** To be done **
Reproduce each line exactly.
>>>
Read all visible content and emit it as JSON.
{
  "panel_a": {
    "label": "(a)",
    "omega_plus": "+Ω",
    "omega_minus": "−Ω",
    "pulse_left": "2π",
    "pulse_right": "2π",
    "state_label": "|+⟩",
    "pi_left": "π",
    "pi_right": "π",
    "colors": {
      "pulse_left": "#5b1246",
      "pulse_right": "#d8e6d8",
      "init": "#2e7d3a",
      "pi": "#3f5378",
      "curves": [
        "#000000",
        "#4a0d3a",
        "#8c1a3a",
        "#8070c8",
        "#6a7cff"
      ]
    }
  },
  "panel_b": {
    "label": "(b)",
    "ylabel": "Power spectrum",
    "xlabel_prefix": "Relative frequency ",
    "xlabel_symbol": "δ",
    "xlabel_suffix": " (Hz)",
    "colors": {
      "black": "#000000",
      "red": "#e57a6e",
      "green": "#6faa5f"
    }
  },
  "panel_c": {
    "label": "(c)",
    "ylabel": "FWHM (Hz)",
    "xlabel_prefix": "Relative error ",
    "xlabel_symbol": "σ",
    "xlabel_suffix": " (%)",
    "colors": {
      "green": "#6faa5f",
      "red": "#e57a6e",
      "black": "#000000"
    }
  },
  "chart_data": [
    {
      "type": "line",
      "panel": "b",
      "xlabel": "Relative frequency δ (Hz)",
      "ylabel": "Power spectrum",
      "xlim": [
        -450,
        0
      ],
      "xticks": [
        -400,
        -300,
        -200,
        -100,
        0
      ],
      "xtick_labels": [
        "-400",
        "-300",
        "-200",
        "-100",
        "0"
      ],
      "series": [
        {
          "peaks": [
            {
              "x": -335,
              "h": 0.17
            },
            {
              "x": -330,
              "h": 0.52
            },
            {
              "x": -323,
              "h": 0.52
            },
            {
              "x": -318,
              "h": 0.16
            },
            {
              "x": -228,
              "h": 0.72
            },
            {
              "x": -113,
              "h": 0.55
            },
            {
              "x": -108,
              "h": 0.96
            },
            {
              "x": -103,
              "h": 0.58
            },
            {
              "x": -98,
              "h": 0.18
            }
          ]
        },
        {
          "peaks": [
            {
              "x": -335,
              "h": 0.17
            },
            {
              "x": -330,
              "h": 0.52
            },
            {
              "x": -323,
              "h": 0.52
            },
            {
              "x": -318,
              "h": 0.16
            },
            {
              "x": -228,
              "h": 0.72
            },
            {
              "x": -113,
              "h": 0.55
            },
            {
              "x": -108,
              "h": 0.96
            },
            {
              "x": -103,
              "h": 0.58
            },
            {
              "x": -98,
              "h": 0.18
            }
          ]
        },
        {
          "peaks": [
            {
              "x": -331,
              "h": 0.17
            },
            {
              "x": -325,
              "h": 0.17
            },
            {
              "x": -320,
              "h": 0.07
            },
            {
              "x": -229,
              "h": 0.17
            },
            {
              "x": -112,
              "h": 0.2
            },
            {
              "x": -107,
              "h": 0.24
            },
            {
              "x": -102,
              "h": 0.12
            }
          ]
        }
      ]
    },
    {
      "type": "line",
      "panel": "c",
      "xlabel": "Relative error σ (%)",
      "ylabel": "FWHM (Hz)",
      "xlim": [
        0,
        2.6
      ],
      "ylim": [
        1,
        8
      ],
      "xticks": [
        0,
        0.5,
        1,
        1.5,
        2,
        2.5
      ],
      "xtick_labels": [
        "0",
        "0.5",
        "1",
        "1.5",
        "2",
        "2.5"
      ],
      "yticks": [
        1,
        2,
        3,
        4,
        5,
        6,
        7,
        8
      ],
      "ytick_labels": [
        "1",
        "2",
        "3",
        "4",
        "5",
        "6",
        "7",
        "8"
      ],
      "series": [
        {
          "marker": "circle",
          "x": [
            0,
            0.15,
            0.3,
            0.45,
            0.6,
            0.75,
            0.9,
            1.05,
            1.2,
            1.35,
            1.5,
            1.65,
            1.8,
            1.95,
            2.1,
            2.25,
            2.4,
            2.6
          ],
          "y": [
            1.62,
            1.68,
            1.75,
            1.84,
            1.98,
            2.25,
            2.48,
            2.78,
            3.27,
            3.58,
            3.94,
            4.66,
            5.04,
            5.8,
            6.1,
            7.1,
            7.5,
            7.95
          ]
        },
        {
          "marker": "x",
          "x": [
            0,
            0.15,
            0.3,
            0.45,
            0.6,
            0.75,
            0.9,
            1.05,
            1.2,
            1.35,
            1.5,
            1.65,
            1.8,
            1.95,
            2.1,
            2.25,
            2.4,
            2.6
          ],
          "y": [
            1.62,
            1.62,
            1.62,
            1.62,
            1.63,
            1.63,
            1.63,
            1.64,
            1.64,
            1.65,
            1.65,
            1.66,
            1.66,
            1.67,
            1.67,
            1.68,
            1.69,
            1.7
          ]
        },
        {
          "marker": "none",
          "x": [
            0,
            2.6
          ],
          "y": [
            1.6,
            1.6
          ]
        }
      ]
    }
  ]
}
<<<
** Completed task **
Read all visible content and emit it as JSON.
{
  "panel_a": {
    "label": "(a)",
    "omega_plus": "+Ω",
    "omega_minus": "−Ω",
    "pulse_left": "2π",
    "pulse_right": "2π",
    "state_label": "|+⟩",
    "pi_left": "π",
    "pi_right": "π",
    "colors": {
      "pulse_left": "#5b1246",
      "pulse_right": "#d8e6d8",
      "init": "#2e7d3a",
      "pi": "#3f5378",
      "curves": [
        "#000000",
        "#4a0d3a",
        "#8c1a3a",
        "#8070c8",
        "#6a7cff"
      ]
    }
  },
  "panel_b": {
    "label": "(b)",
    "ylabel": "Power spectrum",
    "xlabel_prefix": "Relative frequency ",
    "xlabel_symbol": "δ",
    "xlabel_suffix": " (Hz)",
    "colors": {
      "black": "#000000",
      "red": "#e57a6e",
      "green": "#6faa5f"
    }
  },
  "panel_c": {
    "label": "(c)",
    "ylabel": "FWHM (Hz)",
    "xlabel_prefix": "Relative error ",
    "xlabel_symbol": "σ",
    "xlabel_suffix": " (%)",
    "colors": {
      "green": "#6faa5f",
      "red": "#e57a6e",
      "black": "#000000"
    }
  },
  "chart_data": [
    {
      "type": "line",
      "panel": "b",
      "xlabel": "Relative frequency δ (Hz)",
      "ylabel": "Power spectrum",
      "xlim": [
        -450,
        0
      ],
      "xticks": [
        -400,
        -300,
        -200,
        -100,
        0
      ],
      "xtick_labels": [
        "-400",
        "-300",
        "-200",
        "-100",
        "0"
      ],
      "series": [
        {
          "peaks": [
            {
              "x": -335,
              "h": 0.17
            },
            {
              "x": -330,
              "h": 0.52
            },
            {
              "x": -323,
              "h": 0.52
            },
            {
              "x": -318,
              "h": 0.16
            },
            {
              "x": -228,
              "h": 0.72
            },
            {
              "x": -113,
              "h": 0.55
            },
            {
              "x": -108,
              "h": 0.96
            },
            {
              "x": -103,
              "h": 0.58
            },
            {
              "x": -98,
              "h": 0.18
            }
          ]
        },
        {
          "peaks": [
            {
              "x": -335,
              "h": 0.17
            },
            {
              "x": -330,
              "h": 0.52
            },
            {
              "x": -323,
              "h": 0.52
            },
            {
              "x": -318,
              "h": 0.16
            },
            {
              "x": -228,
              "h": 0.72
            },
            {
              "x": -113,
              "h": 0.55
            },
            {
              "x": -108,
              "h": 0.96
            },
            {
              "x": -103,
              "h": 0.58
            },
            {
              "x": -98,
              "h": 0.18
            }
          ]
        },
        {
          "peaks": [
            {
              "x": -331,
              "h": 0.17
            },
            {
              "x": -325,
              "h": 0.17
            },
            {
              "x": -320,
              "h": 0.07
            },
            {
              "x": -229,
              "h": 0.17
            },
            {
              "x": -112,
              "h": 0.2
            },
            {
              "x": -107,
              "h": 0.24
            },
            {
              "x": -102,
              "h": 0.12
            }
          ]
        }
      ]
    },
    {
      "type": "line",
      "panel": "c",
      "xlabel": "Relative error σ (%)",
      "ylabel": "FWHM (Hz)",
      "xlim": [
        0,
        2.6
      ],
      "ylim": [
        1,
        8
      ],
      "xticks": [
        0,
        0.5,
        1,
        1.5,
        2,
        2.5
      ],
      "xtick_labels": [
        "0",
        "0.5",
        "1",
        "1.5",
        "2",
        "2.5"
      ],
      "yticks": [
        1,
        2,
        3,
        4,
        5,
        6,
        7,
        8
      ],
      "ytick_labels": [
        "1",
        "2",
        "3",
        "4",
        "5",
        "6",
        "7",
        "8"
      ],
      "series": [
        {
          "marker": "circle",
          "x": [
            0,
            0.15,
            0.3,
            0.45,
            0.6,
            0.75,
            0.9,
            1.05,
            1.2,
            1.35,
            1.5,
            1.65,
            1.8,
            1.95,
            2.1,
            2.25,
            2.4,
            2.6
          ],
          "y": [
            1.62,
            1.68,
            1.75,
            1.84,
            1.98,
            2.25,
            2.48,
            2.78,
            3.27,
            3.58,
            3.94,
            4.66,
            5.04,
            5.8,
            6.1,
            7.1,
            7.5,
            7.95
          ]
        },
        {
          "marker": "x",
          "x": [
            0,
            0.15,
            0.3,
            0.45,
            0.6,
            0.75,
            0.9,
            1.05,
            1.2,
            1.35,
            1.5,
            1.65,
            1.8,
            1.95,
            2.1,
            2.25,
            2.4,
            2.6
          ],
          "y": [
            1.62,
            1.62,
            1.62,
            1.62,
            1.63,
            1.63,
            1.63,
            1.64,
            1.64,
            1.65,
            1.65,
            1.66,
            1.66,
            1.67,
            1.67,
            1.68,
            1.69,
            1.7
          ]
        },
        {
          "marker": "none",
          "x": [
            0,
            2.6
          ],
          "y": [
            1.6,
            1.6
          ]
        }
      ]
    }
  ]
}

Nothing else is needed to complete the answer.